_Dataset content:_
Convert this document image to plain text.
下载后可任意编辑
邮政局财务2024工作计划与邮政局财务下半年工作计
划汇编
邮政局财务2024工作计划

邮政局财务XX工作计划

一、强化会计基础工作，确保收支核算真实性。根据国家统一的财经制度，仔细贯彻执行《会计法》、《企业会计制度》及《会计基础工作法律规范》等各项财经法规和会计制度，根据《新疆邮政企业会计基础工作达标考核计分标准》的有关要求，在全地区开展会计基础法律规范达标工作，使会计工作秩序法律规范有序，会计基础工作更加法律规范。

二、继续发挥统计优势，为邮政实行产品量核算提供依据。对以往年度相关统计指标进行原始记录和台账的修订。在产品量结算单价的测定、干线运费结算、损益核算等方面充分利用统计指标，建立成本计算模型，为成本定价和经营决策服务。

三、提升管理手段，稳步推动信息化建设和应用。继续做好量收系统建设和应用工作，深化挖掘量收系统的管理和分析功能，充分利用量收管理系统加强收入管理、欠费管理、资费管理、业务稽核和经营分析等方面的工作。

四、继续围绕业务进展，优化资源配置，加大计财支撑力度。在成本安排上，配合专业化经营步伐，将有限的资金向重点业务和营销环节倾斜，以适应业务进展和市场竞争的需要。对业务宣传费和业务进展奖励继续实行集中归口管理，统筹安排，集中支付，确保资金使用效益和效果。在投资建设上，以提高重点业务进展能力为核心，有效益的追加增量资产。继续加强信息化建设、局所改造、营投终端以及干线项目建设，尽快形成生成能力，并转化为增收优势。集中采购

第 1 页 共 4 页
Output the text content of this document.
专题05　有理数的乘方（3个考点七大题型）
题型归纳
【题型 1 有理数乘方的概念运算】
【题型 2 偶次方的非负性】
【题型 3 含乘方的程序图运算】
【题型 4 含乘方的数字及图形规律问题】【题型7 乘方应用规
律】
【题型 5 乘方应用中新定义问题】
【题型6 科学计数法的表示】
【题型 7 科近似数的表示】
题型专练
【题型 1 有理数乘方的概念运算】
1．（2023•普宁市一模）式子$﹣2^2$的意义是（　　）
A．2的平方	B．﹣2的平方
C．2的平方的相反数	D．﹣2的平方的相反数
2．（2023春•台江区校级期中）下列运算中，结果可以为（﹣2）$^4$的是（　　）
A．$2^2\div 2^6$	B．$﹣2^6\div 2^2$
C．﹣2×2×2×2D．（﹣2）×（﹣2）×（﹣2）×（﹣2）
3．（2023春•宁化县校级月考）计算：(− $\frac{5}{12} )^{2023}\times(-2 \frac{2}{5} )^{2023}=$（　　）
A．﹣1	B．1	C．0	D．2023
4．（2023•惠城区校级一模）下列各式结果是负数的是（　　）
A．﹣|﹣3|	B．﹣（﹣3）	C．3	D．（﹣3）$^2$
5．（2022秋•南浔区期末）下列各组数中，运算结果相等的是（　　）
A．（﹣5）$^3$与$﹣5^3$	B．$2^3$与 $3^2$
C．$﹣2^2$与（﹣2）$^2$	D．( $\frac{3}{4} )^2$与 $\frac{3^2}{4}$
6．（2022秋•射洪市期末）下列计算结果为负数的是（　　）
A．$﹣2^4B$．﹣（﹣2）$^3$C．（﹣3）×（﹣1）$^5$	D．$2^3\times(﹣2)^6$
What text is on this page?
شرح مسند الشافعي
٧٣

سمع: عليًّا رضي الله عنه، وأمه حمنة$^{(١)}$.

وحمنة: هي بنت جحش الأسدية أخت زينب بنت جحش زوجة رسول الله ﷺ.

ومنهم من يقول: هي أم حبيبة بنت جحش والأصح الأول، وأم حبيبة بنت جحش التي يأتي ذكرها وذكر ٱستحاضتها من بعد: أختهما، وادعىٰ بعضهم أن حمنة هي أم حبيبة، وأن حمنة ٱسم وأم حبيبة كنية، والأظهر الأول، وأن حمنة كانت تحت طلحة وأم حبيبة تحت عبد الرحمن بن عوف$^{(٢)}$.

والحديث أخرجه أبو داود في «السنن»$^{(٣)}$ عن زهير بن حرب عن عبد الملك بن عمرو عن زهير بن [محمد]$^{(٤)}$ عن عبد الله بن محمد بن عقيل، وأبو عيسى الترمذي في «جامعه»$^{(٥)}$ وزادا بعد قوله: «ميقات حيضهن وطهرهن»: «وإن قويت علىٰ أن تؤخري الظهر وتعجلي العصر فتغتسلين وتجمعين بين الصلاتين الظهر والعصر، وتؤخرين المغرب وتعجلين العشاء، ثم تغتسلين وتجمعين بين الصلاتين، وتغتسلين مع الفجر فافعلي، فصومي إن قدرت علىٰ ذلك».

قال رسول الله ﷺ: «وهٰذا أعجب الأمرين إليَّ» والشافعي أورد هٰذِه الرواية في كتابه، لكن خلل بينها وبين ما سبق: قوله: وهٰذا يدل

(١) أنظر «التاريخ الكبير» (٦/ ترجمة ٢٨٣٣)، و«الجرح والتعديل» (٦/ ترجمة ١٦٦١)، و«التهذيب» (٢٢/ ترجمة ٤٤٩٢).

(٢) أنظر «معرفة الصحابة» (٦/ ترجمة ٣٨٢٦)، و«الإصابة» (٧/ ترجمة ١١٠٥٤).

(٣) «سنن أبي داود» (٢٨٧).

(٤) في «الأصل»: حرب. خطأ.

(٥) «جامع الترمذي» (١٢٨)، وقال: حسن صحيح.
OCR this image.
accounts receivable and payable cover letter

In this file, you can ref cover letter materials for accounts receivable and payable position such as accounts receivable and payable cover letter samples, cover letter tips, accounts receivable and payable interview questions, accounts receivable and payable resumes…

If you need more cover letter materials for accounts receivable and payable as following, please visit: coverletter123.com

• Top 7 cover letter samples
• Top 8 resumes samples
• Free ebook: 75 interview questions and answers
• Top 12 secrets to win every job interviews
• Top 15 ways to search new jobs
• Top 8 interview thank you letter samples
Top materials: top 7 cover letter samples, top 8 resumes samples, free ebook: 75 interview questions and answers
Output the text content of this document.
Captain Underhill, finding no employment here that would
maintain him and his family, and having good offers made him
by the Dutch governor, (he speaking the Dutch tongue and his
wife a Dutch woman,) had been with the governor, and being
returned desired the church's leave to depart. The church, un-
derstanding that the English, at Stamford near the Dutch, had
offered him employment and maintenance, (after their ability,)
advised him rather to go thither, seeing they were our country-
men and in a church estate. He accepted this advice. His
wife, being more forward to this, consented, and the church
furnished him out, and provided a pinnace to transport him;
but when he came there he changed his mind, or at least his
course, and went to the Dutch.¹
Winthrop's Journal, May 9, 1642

_Challenge:_ Reproduce the full set of records precisely.

_Result for this exercise:_
Convert this document image to plain text.
下载后可任意编辑
邮政局财务2024工作计划与邮政局财务下半年工作计
划汇编
邮政局财务2024工作计划

邮政局财务XX工作计划

一、强化会计基础工作，确保收支核算真实性。根据国家统一的财经制度，仔细贯彻执行《会计法》、《企业会计制度》及《会计基础工作法律规范》等各项财经法规和会计制度，根据《新疆邮政企业会计基础工作达标考核计分标准》的有关要求，在全地区开展会计基础法律规范达标工作，使会计工作秩序法律规范有序，会计基础工作更加法律规范。

二、继续发挥统计优势，为邮政实行产品量核算提供依据。对以往年度相关统计指标进行原始记录和台账的修订。在产品量结算单价的测定、干线运费结算、损益核算等方面充分利用统计指标，建立成本计算模型，为成本定价和经营决策服务。

三、提升管理手段，稳步推动信息化建设和应用。继续做好量收系统建设和应用工作，深化挖掘量收系统的管理和分析功能，充分利用量收管理系统加强收入管理、欠费管理、资费管理、业务稽核和经营分析等方面的工作。

四、继续围绕业务进展，优化资源配置，加大计财支撑力度。在成本安排上，配合专业化经营步伐，将有限的资金向重点业务和营销环节倾斜，以适应业务进展和市场竞争的需要。对业务宣传费和业务进展奖励继续实行集中归口管理，统筹安排，集中支付，确保资金使用效益和效果。在投资建设上，以提高重点业务进展能力为核心，有效益的追加增量资产。继续加强信息化建设、局所改造、营投终端以及干线项目建设，尽快形成生成能力，并转化为增收优势。集中采购

第 1 页 共 4 页
Output the text content of this document.
专题05　有理数的乘方（3个考点七大题型）
题型归纳
【题型 1 有理数乘方的概念运算】
【题型 2 偶次方的非负性】
【题型 3 含乘方的程序图运算】
【题型 4 含乘方的数字及图形规律问题】【题型7 乘方应用规
律】
【题型 5 乘方应用中新定义问题】
【题型6 科学计数法的表示】
【题型 7 科近似数的表示】
题型专练
【题型 1 有理数乘方的概念运算】
1．（2023•普宁市一模）式子$﹣2^2$的意义是（　　）
A．2的平方	B．﹣2的平方
C．2的平方的相反数	D．﹣2的平方的相反数
2．（2023春•台江区校级期中）下列运算中，结果可以为（﹣2）$^4$的是（　　）
A．$2^2\div 2^6$	B．$﹣2^6\div 2^2$
C．﹣2×2×2×2D．（﹣2）×（﹣2）×（﹣2）×（﹣2）
3．（2023春•宁化县校级月考）计算：(− $\frac{5}{12} )^{2023}\times(-2 \frac{2}{5} )^{2023}=$（　　）
A．﹣1	B．1	C．0	D．2023
4．（2023•惠城区校级一模）下列各式结果是负数的是（　　）
A．﹣|﹣3|	B．﹣（﹣3）	C．3	D．（﹣3）$^2$
5．（2022秋•南浔区期末）下列各组数中，运算结果相等的是（　　）
A．（﹣5）$^3$与$﹣5^3$	B．$2^3$与 $3^2$
C．$﹣2^2$与（﹣2）$^2$	D．( $\frac{3}{4} )^2$与 $\frac{3^2}{4}$
6．（2022秋•射洪市期末）下列计算结果为负数的是（　　）
A．$﹣2^4B$．﹣（﹣2）$^3$C．（﹣3）×（﹣1）$^5$	D．$2^3\times(﹣2)^6$
What text is on this page?
شرح مسند الشافعي
٧٣

سمع: عليًّا رضي الله عنه، وأمه حمنة$^{(١)}$.

وحمنة: هي بنت جحش الأسدية أخت زينب بنت جحش زوجة رسول الله ﷺ.

ومنهم من يقول: هي أم حبيبة بنت جحش والأصح الأول، وأم حبيبة بنت جحش التي يأتي ذكرها وذكر ٱستحاضتها من بعد: أختهما، وادعىٰ بعضهم أن حمنة هي أم حبيبة، وأن حمنة ٱسم وأم حبيبة كنية، والأظهر الأول، وأن حمنة كانت تحت طلحة وأم حبيبة تحت عبد الرحمن بن عوف$^{(٢)}$.

والحديث أخرجه أبو داود في «السنن»$^{(٣)}$ عن زهير بن حرب عن عبد الملك بن عمرو عن زهير بن [محمد]$^{(٤)}$ عن عبد الله بن محمد بن عقيل، وأبو عيسى الترمذي في «جامعه»$^{(٥)}$ وزادا بعد قوله: «ميقات حيضهن وطهرهن»: «وإن قويت علىٰ أن تؤخري الظهر وتعجلي العصر فتغتسلين وتجمعين بين الصلاتين الظهر والعصر، وتؤخرين المغرب وتعجلين العشاء، ثم تغتسلين وتجمعين بين الصلاتين، وتغتسلين مع الفجر فافعلي، فصومي إن قدرت علىٰ ذلك».

قال رسول الله ﷺ: «وهٰذا أعجب الأمرين إليَّ» والشافعي أورد هٰذِه الرواية في كتابه، لكن خلل بينها وبين ما سبق: قوله: وهٰذا يدل

(١) أنظر «التاريخ الكبير» (٦/ ترجمة ٢٨٣٣)، و«الجرح والتعديل» (٦/ ترجمة ١٦٦١)، و«التهذيب» (٢٢/ ترجمة ٤٤٩٢).

(٢) أنظر «معرفة الصحابة» (٦/ ترجمة ٣٨٢٦)، و«الإصابة» (٧/ ترجمة ١١٠٥٤).

(٣) «سنن أبي داود» (٢٨٧).

(٤) في «الأصل»: حرب. خطأ.

(٥) «جامع الترمذي» (١٢٨)، وقال: حسن صحيح.
OCR this image.
accounts receivable and payable cover letter

In this file, you can ref cover letter materials for accounts receivable and payable position such as accounts receivable and payable cover letter samples, cover letter tips, accounts receivable and payable interview questions, accounts receivable and payable resumes…

If you need more cover letter materials for accounts receivable and payable as following, please visit: coverletter123.com

• Top 7 cover letter samples
• Top 8 resumes samples
• Free ebook: 75 interview questions and answers
• Top 12 secrets to win every job interviews
• Top 15 ways to search new jobs
• Top 8 interview thank you letter samples
Top materials: top 7 cover letter samples, top 8 resumes samples, free ebook: 75 interview questions and answers
Output the text content of this document.
Captain Underhill, finding no employment here that would
maintain him and his family, and having good offers made him
by the Dutch governor, (he speaking the Dutch tongue and his
wife a Dutch woman,) had been with the governor, and being
returned desired the church's leave to depart. The church, un-
derstanding that the English, at Stamford near the Dutch, had
offered him employment and maintenance, (after their ability,)
advised him rather to go thither, seeing they were our country-
men and in a church estate. He accepted this advice. His
wife, being more forward to this, consented, and the church
furnished him out, and provided a pinnace to transport him;
but when he came there he changed his mind, or at least his
course, and went to the Dutch.¹
Winthrop's Journal, May 9, 1642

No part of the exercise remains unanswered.